### What is asked
Quote the data below in full, please, without altering anything.

### Data shown
+ + + +

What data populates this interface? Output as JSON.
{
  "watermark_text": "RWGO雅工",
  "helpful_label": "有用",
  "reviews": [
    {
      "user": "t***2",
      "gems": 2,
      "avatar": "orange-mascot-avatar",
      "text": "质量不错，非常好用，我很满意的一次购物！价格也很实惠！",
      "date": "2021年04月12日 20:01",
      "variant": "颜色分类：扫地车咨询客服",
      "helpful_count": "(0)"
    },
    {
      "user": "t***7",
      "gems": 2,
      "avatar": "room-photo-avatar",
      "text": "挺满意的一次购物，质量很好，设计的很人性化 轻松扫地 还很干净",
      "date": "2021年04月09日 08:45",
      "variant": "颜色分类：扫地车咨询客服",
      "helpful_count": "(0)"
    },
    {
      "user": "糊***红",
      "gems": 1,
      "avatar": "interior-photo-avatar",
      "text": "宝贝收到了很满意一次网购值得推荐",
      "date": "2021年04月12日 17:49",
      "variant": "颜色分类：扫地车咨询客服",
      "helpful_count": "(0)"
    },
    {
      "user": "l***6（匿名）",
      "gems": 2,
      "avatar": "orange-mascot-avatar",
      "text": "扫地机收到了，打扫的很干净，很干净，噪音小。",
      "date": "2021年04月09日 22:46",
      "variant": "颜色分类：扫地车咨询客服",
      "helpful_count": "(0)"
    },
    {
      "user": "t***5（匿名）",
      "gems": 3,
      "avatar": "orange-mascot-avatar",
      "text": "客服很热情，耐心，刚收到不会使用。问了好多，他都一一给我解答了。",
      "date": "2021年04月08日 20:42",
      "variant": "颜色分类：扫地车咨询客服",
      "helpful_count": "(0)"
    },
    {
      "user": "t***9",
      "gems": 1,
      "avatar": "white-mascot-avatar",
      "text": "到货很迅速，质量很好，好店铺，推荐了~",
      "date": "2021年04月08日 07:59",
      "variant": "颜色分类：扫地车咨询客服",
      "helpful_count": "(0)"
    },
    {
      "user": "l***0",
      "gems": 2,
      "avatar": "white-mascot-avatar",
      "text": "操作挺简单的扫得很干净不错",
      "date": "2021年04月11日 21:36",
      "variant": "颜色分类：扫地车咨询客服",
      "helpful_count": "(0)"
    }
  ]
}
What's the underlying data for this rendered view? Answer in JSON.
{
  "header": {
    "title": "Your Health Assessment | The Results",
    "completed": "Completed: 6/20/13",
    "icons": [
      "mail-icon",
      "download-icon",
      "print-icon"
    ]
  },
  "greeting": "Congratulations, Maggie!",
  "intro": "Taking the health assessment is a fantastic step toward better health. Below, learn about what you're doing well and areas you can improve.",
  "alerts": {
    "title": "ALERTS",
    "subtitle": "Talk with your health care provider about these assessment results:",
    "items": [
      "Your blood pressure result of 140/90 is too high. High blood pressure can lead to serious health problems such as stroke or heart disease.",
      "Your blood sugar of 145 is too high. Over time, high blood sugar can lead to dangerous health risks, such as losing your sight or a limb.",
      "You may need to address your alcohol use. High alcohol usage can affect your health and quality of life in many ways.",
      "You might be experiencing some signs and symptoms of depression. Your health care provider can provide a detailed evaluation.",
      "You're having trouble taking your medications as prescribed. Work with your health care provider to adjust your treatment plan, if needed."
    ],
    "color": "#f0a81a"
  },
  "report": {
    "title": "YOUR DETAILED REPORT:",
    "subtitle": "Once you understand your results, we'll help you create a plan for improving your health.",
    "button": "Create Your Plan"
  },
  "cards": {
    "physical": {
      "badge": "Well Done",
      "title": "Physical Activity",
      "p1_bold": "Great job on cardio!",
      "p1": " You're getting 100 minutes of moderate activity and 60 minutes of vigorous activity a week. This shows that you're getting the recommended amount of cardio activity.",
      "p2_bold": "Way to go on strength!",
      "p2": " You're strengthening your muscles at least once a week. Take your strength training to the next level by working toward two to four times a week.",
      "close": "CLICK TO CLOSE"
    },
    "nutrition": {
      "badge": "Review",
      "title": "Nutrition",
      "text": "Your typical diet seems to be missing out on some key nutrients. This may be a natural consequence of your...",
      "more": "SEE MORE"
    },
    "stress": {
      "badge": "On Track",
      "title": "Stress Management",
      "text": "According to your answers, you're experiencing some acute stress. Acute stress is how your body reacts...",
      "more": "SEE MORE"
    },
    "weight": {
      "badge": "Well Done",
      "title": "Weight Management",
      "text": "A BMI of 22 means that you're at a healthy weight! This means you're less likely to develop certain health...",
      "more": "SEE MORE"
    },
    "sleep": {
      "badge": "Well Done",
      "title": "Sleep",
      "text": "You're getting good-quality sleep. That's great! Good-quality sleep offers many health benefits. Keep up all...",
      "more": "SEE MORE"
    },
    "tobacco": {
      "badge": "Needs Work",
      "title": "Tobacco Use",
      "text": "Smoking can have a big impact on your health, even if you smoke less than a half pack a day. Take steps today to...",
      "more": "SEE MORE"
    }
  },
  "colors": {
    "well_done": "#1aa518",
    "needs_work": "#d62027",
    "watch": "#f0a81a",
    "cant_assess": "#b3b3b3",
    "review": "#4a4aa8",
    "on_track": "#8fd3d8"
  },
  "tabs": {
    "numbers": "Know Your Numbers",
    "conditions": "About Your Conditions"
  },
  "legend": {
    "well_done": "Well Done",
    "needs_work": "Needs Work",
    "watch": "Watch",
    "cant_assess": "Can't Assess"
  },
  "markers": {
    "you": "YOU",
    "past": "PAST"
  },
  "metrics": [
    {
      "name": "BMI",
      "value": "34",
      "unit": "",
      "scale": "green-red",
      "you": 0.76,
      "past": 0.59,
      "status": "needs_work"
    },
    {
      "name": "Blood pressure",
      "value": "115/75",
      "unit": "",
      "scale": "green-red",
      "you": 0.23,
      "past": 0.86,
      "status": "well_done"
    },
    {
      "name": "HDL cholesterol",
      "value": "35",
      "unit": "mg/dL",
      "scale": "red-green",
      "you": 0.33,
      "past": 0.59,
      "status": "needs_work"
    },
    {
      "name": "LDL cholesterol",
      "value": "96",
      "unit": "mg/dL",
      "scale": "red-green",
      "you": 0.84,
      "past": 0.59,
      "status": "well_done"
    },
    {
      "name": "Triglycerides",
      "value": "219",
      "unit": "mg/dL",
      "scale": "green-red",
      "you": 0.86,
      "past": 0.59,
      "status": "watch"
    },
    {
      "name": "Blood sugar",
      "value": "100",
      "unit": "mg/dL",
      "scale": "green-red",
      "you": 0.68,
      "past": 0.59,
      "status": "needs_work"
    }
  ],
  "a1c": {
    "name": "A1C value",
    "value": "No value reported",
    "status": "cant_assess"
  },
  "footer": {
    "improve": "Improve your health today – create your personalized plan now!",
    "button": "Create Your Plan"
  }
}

+ + + +

### Solution to this exercise
What data populates this interface? Output as JSON.
{
  "watermark_text": "RWGO雅工",
  "helpful_label": "有用",
  "reviews": [
    {
      "user": "t***2",
      "gems": 2,
      "avatar": "orange-mascot-avatar",
      "text": "质量不错，非常好用，我很满意的一次购物！价格也很实惠！",
      "date": "2021年04月12日 20:01",
      "variant": "颜色分类：扫地车咨询客服",
      "helpful_count": "(0)"
    },
    {
      "user": "t***7",
      "gems": 2,
      "avatar": "room-photo-avatar",
      "text": "挺满意的一次购物，质量很好，设计的很人性化 轻松扫地 还很干净",
      "date": "2021年04月09日 08:45",
      "variant": "颜色分类：扫地车咨询客服",
      "helpful_count": "(0)"
    },
    {
      "user": "糊***红",
      "gems": 1,
      "avatar": "interior-photo-avatar",
      "text": "宝贝收到了很满意一次网购值得推荐",
      "date": "2021年04月12日 17:49",
      "variant": "颜色分类：扫地车咨询客服",
      "helpful_count": "(0)"
    },
    {
      "user": "l***6（匿名）",
      "gems": 2,
      "avatar": "orange-mascot-avatar",
      "text": "扫地机收到了，打扫的很干净，很干净，噪音小。",
      "date": "2021年04月09日 22:46",
      "variant": "颜色分类：扫地车咨询客服",
      "helpful_count": "(0)"
    },
    {
      "user": "t***5（匿名）",
      "gems": 3,
      "avatar": "orange-mascot-avatar",
      "text": "客服很热情，耐心，刚收到不会使用。问了好多，他都一一给我解答了。",
      "date": "2021年04月08日 20:42",
      "variant": "颜色分类：扫地车咨询客服",
      "helpful_count": "(0)"
    },
    {
      "user": "t***9",
      "gems": 1,
      "avatar": "white-mascot-avatar",
      "text": "到货很迅速，质量很好，好店铺，推荐了~",
      "date": "2021年04月08日 07:59",
      "variant": "颜色分类：扫地车咨询客服",
      "helpful_count": "(0)"
    },
    {
      "user": "l***0",
      "gems": 2,
      "avatar": "white-mascot-avatar",
      "text": "操作挺简单的扫得很干净不错",
      "date": "2021年04月11日 21:36",
      "variant": "颜色分类：扫地车咨询客服",
      "helpful_count": "(0)"
    }
  ]
}
What's the underlying data for this rendered view? Answer in JSON.
{
  "header": {
    "title": "Your Health Assessment | The Results",
    "completed": "Completed: 6/20/13",
    "icons": [
      "mail-icon",
      "download-icon",
      "print-icon"
    ]
  },
  "greeting": "Congratulations, Maggie!",
  "intro": "Taking the health assessment is a fantastic step toward better health. Below, learn about what you're doing well and areas you can improve.",
  "alerts": {
    "title": "ALERTS",
    "subtitle": "Talk with your health care provider about these assessment results:",
    "items": [
      "Your blood pressure result of 140/90 is too high. High blood pressure can lead to serious health problems such as stroke or heart disease.",
      "Your blood sugar of 145 is too high. Over time, high blood sugar can lead to dangerous health risks, such as losing your sight or a limb.",
      "You may need to address your alcohol use. High alcohol usage can affect your health and quality of life in many ways.",
      "You might be experiencing some signs and symptoms of depression. Your health care provider can provide a detailed evaluation.",
      "You're having trouble taking your medications as prescribed. Work with your health care provider to adjust your treatment plan, if needed."
    ],
    "color": "#f0a81a"
  },
  "report": {
    "title": "YOUR DETAILED REPORT:",
    "subtitle": "Once you understand your results, we'll help you create a plan for improving your health.",
    "button": "Create Your Plan"
  },
  "cards": {
    "physical": {
      "badge": "Well Done",
      "title": "Physical Activity",
      "p1_bold": "Great job on cardio!",
      "p1": " You're getting 100 minutes of moderate activity and 60 minutes of vigorous activity a week. This shows that you're getting the recommended amount of cardio activity.",
      "p2_bold": "Way to go on strength!",
      "p2": " You're strengthening your muscles at least once a week. Take your strength training to the next level by working toward two to four times a week.",
      "close": "CLICK TO CLOSE"
    },
    "nutrition": {
      "badge": "Review",
      "title": "Nutrition",
      "text": "Your typical diet seems to be missing out on some key nutrients. This may be a natural consequence of your...",
      "more": "SEE MORE"
    },
    "stress": {
      "badge": "On Track",
      "title": "Stress Management",
      "text": "According to your answers, you're experiencing some acute stress. Acute stress is how your body reacts...",
      "more": "SEE MORE"
    },
    "weight": {
      "badge": "Well Done",
      "title": "Weight Management",
      "text": "A BMI of 22 means that you're at a healthy weight! This means you're less likely to develop certain health...",
      "more": "SEE MORE"
    },
    "sleep": {
      "badge": "Well Done",
      "title": "Sleep",
      "text": "You're getting good-quality sleep. That's great! Good-quality sleep offers many health benefits. Keep up all...",
      "more": "SEE MORE"
    },
    "tobacco": {
      "badge": "Needs Work",
      "title": "Tobacco Use",
      "text": "Smoking can have a big impact on your health, even if you smoke less than a half pack a day. Take steps today to...",
      "more": "SEE MORE"
    }
  },
  "colors": {
    "well_done": "#1aa518",
    "needs_work": "#d62027",
    "watch": "#f0a81a",
    "cant_assess": "#b3b3b3",
    "review": "#4a4aa8",
    "on_track": "#8fd3d8"
  },
  "tabs": {
    "numbers": "Know Your Numbers",
    "conditions": "About Your Conditions"
  },
  "legend": {
    "well_done": "Well Done",
    "needs_work": "Needs Work",
    "watch": "Watch",
    "cant_assess": "Can't Assess"
  },
  "markers": {
    "you": "YOU",
    "past": "PAST"
  },
  "metrics": [
    {
      "name": "BMI",
      "value": "34",
      "unit": "",
      "scale": "green-red",
      "you": 0.76,
      "past": 0.59,
      "status": "needs_work"
    },
    {
      "name": "Blood pressure",
      "value": "115/75",
      "unit": "",
      "scale": "green-red",
      "you": 0.23,
      "past": 0.86,
      "status": "well_done"
    },
    {
      "name": "HDL cholesterol",
      "value": "35",
      "unit": "mg/dL",
      "scale": "red-green",
      "you": 0.33,
      "past": 0.59,
      "status": "needs_work"
    },
    {
      "name": "LDL cholesterol",
      "value": "96",
      "unit": "mg/dL",
      "scale": "red-green",
      "you": 0.84,
      "past": 0.59,
      "status": "well_done"
    },
    {
      "name": "Triglycerides",
      "value": "219",
      "unit": "mg/dL",
      "scale": "green-red",
      "you": 0.86,
      "past": 0.59,
      "status": "watch"
    },
    {
      "name": "Blood sugar",
      "value": "100",
      "unit": "mg/dL",
      "scale": "green-red",
      "you": 0.68,
      "past": 0.59,
      "status": "needs_work"
    }
  ],
  "a1c": {
    "name": "A1C value",
    "value": "No value reported",
    "status": "cant_assess"
  },
  "footer": {
    "improve": "Improve your health today – create your personalized plan now!",
    "button": "Create Your Plan"
  }
}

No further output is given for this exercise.